Data entries:
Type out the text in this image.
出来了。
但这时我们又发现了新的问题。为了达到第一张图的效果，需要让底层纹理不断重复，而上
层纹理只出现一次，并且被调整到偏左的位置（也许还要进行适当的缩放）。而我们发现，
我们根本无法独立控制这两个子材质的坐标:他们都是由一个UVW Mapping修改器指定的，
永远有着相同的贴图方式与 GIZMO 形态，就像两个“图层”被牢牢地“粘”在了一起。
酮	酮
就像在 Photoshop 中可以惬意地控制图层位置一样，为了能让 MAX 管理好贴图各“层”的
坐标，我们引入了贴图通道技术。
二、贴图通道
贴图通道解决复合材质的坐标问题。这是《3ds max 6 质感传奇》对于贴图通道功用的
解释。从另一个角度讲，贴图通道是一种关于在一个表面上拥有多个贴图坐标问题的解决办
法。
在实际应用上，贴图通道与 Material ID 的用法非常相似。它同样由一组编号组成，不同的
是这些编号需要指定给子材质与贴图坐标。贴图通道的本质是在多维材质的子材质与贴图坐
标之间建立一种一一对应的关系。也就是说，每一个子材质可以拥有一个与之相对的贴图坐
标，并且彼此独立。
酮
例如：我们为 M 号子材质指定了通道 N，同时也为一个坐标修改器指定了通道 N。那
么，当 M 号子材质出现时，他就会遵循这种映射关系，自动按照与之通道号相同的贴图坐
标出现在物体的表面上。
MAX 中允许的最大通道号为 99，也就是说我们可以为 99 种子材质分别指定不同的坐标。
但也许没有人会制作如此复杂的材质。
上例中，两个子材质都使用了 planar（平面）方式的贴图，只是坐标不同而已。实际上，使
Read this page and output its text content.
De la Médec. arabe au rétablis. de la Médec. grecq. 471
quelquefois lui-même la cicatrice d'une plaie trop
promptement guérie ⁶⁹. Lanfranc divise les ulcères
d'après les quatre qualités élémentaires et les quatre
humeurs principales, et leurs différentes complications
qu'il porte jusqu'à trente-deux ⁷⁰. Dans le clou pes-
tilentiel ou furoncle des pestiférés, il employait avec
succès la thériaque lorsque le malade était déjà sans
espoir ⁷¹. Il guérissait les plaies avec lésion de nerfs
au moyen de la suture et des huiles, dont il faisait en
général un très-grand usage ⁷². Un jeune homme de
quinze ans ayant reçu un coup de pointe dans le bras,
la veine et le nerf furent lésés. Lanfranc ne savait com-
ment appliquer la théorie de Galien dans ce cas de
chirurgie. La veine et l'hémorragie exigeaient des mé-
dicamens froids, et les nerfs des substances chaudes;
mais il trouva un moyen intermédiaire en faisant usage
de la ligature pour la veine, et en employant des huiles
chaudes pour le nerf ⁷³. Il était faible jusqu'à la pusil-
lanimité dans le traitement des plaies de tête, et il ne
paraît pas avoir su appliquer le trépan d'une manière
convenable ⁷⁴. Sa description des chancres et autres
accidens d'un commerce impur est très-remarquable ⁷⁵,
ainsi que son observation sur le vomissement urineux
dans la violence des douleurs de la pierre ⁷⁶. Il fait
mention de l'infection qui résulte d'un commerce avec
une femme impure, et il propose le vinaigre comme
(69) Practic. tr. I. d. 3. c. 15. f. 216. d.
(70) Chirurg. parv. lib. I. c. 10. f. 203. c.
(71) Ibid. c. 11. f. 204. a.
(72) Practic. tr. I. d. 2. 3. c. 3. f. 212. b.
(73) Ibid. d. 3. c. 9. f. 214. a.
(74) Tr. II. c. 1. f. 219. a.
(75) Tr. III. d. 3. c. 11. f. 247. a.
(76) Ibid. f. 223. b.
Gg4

| Given problem |
Pull out every line in the data above that has the word "chaudes".

| Correct answer |
dicamens froids, et les nerfs des substances chaudes;
chaudes pour le nerf ⁷³. Il était faible jusqu'à la pusil-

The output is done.